(What is required)
Transcribe the material in full, exactly as written.

(Dataset entries)

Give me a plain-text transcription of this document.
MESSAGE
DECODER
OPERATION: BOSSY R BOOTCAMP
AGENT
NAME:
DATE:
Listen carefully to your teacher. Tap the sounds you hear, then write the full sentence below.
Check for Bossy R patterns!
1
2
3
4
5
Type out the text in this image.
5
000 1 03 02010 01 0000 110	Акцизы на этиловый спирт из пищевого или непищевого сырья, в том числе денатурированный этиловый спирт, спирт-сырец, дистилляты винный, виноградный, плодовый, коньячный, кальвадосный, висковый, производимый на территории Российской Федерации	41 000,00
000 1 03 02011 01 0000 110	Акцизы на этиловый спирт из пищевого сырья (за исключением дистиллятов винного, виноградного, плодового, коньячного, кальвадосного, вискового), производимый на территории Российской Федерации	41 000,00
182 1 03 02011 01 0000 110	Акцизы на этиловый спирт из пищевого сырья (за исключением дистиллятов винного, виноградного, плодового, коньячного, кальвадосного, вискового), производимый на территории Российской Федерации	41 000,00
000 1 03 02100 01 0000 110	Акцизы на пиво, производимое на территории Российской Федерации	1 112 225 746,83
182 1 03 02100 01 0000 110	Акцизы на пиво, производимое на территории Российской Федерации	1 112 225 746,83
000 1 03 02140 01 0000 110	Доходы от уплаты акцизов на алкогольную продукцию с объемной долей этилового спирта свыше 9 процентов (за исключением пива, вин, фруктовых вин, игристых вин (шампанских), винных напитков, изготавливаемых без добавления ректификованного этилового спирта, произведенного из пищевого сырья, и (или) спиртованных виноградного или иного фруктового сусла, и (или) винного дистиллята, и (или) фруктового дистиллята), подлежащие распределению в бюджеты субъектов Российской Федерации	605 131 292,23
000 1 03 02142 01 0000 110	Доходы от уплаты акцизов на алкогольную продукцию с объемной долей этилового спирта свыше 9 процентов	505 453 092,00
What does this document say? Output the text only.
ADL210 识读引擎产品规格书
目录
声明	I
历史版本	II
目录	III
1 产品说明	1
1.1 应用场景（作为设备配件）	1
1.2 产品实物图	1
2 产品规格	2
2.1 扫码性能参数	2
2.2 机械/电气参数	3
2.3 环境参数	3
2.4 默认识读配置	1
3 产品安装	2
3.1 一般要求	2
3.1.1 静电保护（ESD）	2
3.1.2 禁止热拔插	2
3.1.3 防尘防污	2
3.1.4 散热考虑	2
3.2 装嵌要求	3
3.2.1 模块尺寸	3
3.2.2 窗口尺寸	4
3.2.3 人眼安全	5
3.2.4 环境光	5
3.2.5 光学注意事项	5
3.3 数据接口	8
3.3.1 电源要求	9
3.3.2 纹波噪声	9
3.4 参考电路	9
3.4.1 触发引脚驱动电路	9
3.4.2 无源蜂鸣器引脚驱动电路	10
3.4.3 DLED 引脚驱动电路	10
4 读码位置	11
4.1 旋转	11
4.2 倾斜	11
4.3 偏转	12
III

(Solved problem)
Give me a plain-text transcription of this document.
MESSAGE
DECODER
OPERATION: BOSSY R BOOTCAMP
AGENT
NAME:
DATE:
Listen carefully to your teacher. Tap the sounds you hear, then write the full sentence below.
Check for Bossy R patterns!
1
2
3
4
5
Type out the text in this image.
5
000 1 03 02010 01 0000 110	Акцизы на этиловый спирт из пищевого или непищевого сырья, в том числе денатурированный этиловый спирт, спирт-сырец, дистилляты винный, виноградный, плодовый, коньячный, кальвадосный, висковый, производимый на территории Российской Федерации	41 000,00
000 1 03 02011 01 0000 110	Акцизы на этиловый спирт из пищевого сырья (за исключением дистиллятов винного, виноградного, плодового, коньячного, кальвадосного, вискового), производимый на территории Российской Федерации	41 000,00
182 1 03 02011 01 0000 110	Акцизы на этиловый спирт из пищевого сырья (за исключением дистиллятов винного, виноградного, плодового, коньячного, кальвадосного, вискового), производимый на территории Российской Федерации	41 000,00
000 1 03 02100 01 0000 110	Акцизы на пиво, производимое на территории Российской Федерации	1 112 225 746,83
182 1 03 02100 01 0000 110	Акцизы на пиво, производимое на территории Российской Федерации	1 112 225 746,83
000 1 03 02140 01 0000 110	Доходы от уплаты акцизов на алкогольную продукцию с объемной долей этилового спирта свыше 9 процентов (за исключением пива, вин, фруктовых вин, игристых вин (шампанских), винных напитков, изготавливаемых без добавления ректификованного этилового спирта, произведенного из пищевого сырья, и (или) спиртованных виноградного или иного фруктового сусла, и (или) винного дистиллята, и (или) фруктового дистиллята), подлежащие распределению в бюджеты субъектов Российской Федерации	605 131 292,23
000 1 03 02142 01 0000 110	Доходы от уплаты акцизов на алкогольную продукцию с объемной долей этилового спирта свыше 9 процентов	505 453 092,00
What does this document say? Output the text only.
ADL210 识读引擎产品规格书
目录
声明	I
历史版本	II
目录	III
1 产品说明	1
1.1 应用场景（作为设备配件）	1
1.2 产品实物图	1
2 产品规格	2
2.1 扫码性能参数	2
2.2 机械/电气参数	3
2.3 环境参数	3
2.4 默认识读配置	1
3 产品安装	2
3.1 一般要求	2
3.1.1 静电保护（ESD）	2
3.1.2 禁止热拔插	2
3.1.3 防尘防污	2
3.1.4 散热考虑	2
3.2 装嵌要求	3
3.2.1 模块尺寸	3
3.2.2 窗口尺寸	4
3.2.3 人眼安全	5
3.2.4 环境光	5
3.2.5 光学注意事项	5
3.3 数据接口	8
3.3.1 电源要求	9
3.3.2 纹波噪声	9
3.4 参考电路	9
3.4.1 触发引脚驱动电路	9
3.4.2 无源蜂鸣器引脚驱动电路	10
3.4.3 DLED 引脚驱动电路	10
4 读码位置	11
4.1 旋转	11
4.2 倾斜	11
4.3 偏转	12
III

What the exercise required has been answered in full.